# TASK STATEMENT
Reproduce the records from the line containing "98, 878, 177]" up to and including the line containing "189, 246, 208]", substituting "paragraph-poll" for "paragraph-survey" and leaving all else unaltered.

======== DATA ========

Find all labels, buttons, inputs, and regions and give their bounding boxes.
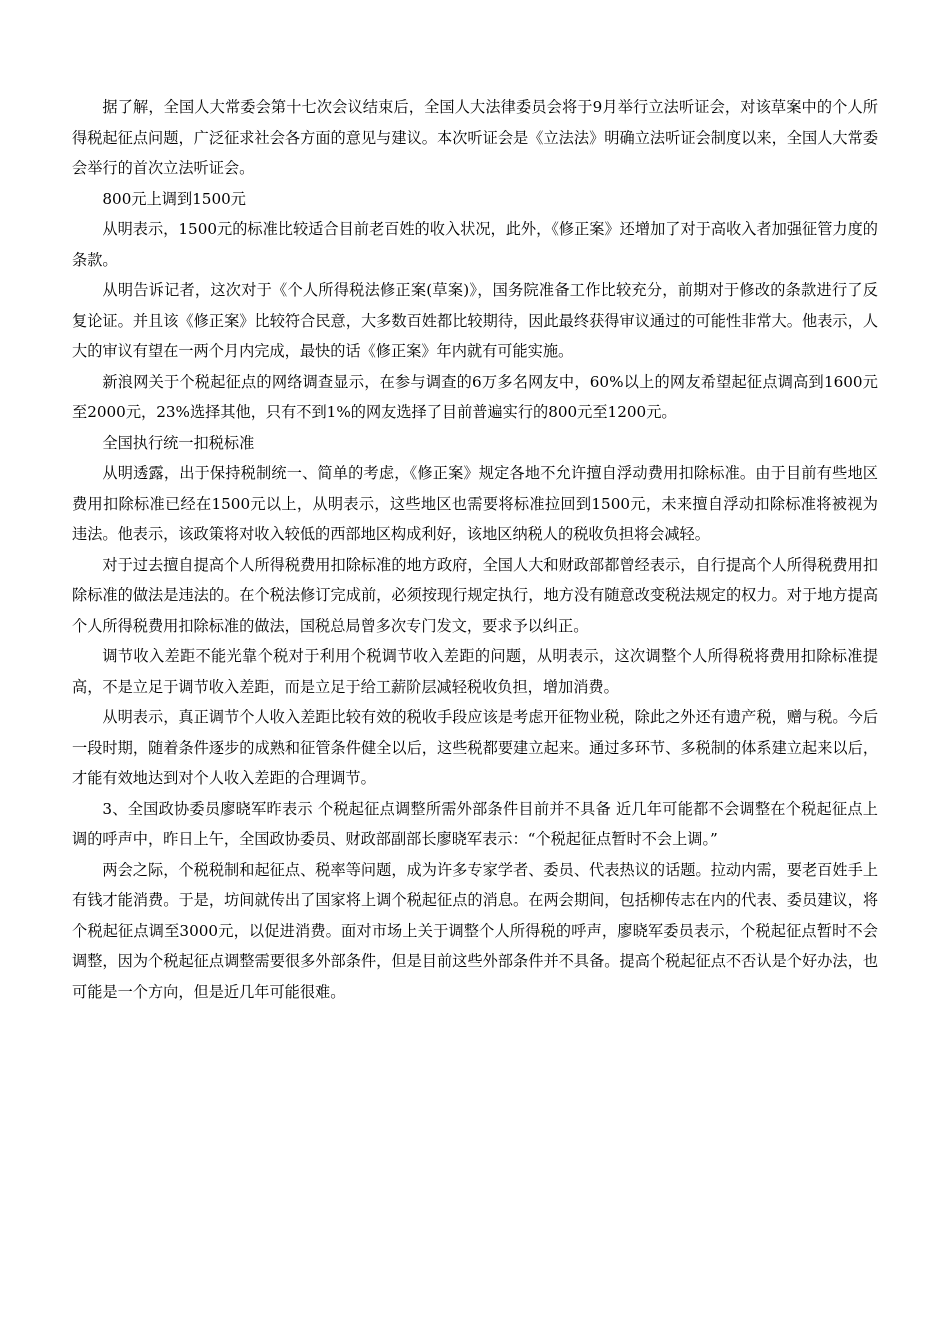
paragraph-hearing: 据了解，全国人大常委会第十七次会议结束后，全国人大法律委员会将于9月举行立法听证会，对该草案中的个人所得税起征点问题，广泛征求社会各方面的意见与建议。本次听证会是《立法法》明确立法听证会制度以来，全国人大常委会举行的首次立法听证会。	[72, 98, 878, 177]
paragraph-review: 从明告诉记者，这次对于《个人所得税法修正案(草案)》，国务院准备工作比较充分，前期对于修改的条款进行了反复论证。并且该《修正案》比较符合民意，大多数百姓都比较期待，因此最终获得审议通过的可能性非常大。他表示，人大的审议有望在一两个月内完成，最快的话《修正案》年内就有可能实施。	[72, 281, 878, 360]
paragraph-survey: 新浪网关于个税起征点的网络调查显示，在参与调查的6万多名网友中，60%以上的网友希望起征点调高到1600元至2000元，23%选择其他，只有不到1%的网友选择了目前普遍实行的800元至1200元。	[72, 372, 878, 421]
paragraph-property-tax: 从明表示，真正调节个人收入差距比较有效的税收手段应该是考虑开征物业税，除此之外还有遗产税，赠与税。今后一段时期，随着条件逐步的成熟和征管条件健全以后，这些税都要建立起来。通过多环节、多税制的体系建立起来以后，才能有效地达到对个人收入差距的合理调节。	[72, 708, 878, 787]
section-heading-threshold: 800元上调到1500元	[102, 189, 246, 208]
paragraph-standard: 从明表示，1500元的标准比较适合目前老百姓的收入状况，此外，《修正案》还增加了对于高收入者加强征管力度的条款。	[72, 220, 878, 269]
paragraph-unified-standard: 从明透露，出于保持税制统一、简单的考虑，《修正案》规定各地不允许擅自浮动费用扣除标准。由于目前有些地区费用扣除标准已经在1500元以上，从明表示，这些地区也需要将标准拉回到1500元，未来擅自浮动扣除标准将被视为违法。他表示，该政策将对收入较低的西部地区构成利好，该地区纳税人的税收负担将会减轻。	[72, 464, 878, 543]
section-heading-unified: 全国执行统一扣税标准	[102, 433, 255, 452]
paragraph-income-gap: 调节收入差距不能光靠个税对于利用个税调节收入差距的问题，从明表示，这次调整个人所得税将费用扣除标准提高，不是立足于调节收入差距，而是立足于给工薪阶层减轻税收负担，增加消费。	[72, 647, 878, 696]
paragraph-two-sessions: 两会之际，个税税制和起征点、税率等问题，成为许多专家学者、委员、代表热议的话题。拉动内需，要老百姓手上有钱才能消费。于是，坊间就传出了国家将上调个税起征点的消息。在两会期间，包括柳传志在内的代表、委员建议，将个税起征点调至3000元，以促进消费。面对市场上关于调整个人所得税的呼声，廖晓军委员表示，个税起征点暂时不会调整，因为个税起征点调整需要很多外部条件，但是目前这些外部条件并不具备。提高个税起征点不否认是个好办法，也可能是一个方向，但是近几年可能很难。	[72, 860, 878, 1001]
paragraph-liao-statement: 3、全国政协委员廖晓军昨表示 个税起征点调整所需外部条件目前并不具备 近几年可能都不会调整在个税起征点上调的呼声中，昨日上午，全国政协委员、财政部副部长廖晓军表示：“个税起征点暂时不会上调。”	[72, 799, 878, 848]
paragraph-local-government: 对于过去擅自提高个人所得税费用扣除标准的地方政府，全国人大和财政部都曾经表示，自行提高个人所得税费用扣除标准的做法是违法的。在个税法修订完成前，必须按现行规定执行，地方没有随意改变税法规定的权力。对于地方提高个人所得税费用扣除标准的做法，国税总局曾多次专门发文，要求予以纠正。	[72, 555, 878, 635]
document-body	[72, 92, 878, 1007]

========

# TASK ANSWER
paragraph-hearing: 据了解，全国人大常委会第十七次会议结束后，全国人大法律委员会将于9月举行立法听证会，对该草案中的个人所得税起征点问题，广泛征求社会各方面的意见与建议。本次听证会是《立法法》明确立法听证会制度以来，全国人大常委会举行的首次立法听证会。	[72, 98, 878, 177]
paragraph-review: 从明告诉记者，这次对于《个人所得税法修正案(草案)》，国务院准备工作比较充分，前期对于修改的条款进行了反复论证。并且该《修正案》比较符合民意，大多数百姓都比较期待，因此最终获得审议通过的可能性非常大。他表示，人大的审议有望在一两个月内完成，最快的话《修正案》年内就有可能实施。	[72, 281, 878, 360]
paragraph-poll: 新浪网关于个税起征点的网络调查显示，在参与调查的6万多名网友中，60%以上的网友希望起征点调高到1600元至2000元，23%选择其他，只有不到1%的网友选择了目前普遍实行的800元至1200元。	[72, 372, 878, 421]
paragraph-property-tax: 从明表示，真正调节个人收入差距比较有效的税收手段应该是考虑开征物业税，除此之外还有遗产税，赠与税。今后一段时期，随着条件逐步的成熟和征管条件健全以后，这些税都要建立起来。通过多环节、多税制的体系建立起来以后，才能有效地达到对个人收入差距的合理调节。	[72, 708, 878, 787]
section-heading-threshold: 800元上调到1500元	[102, 189, 246, 208]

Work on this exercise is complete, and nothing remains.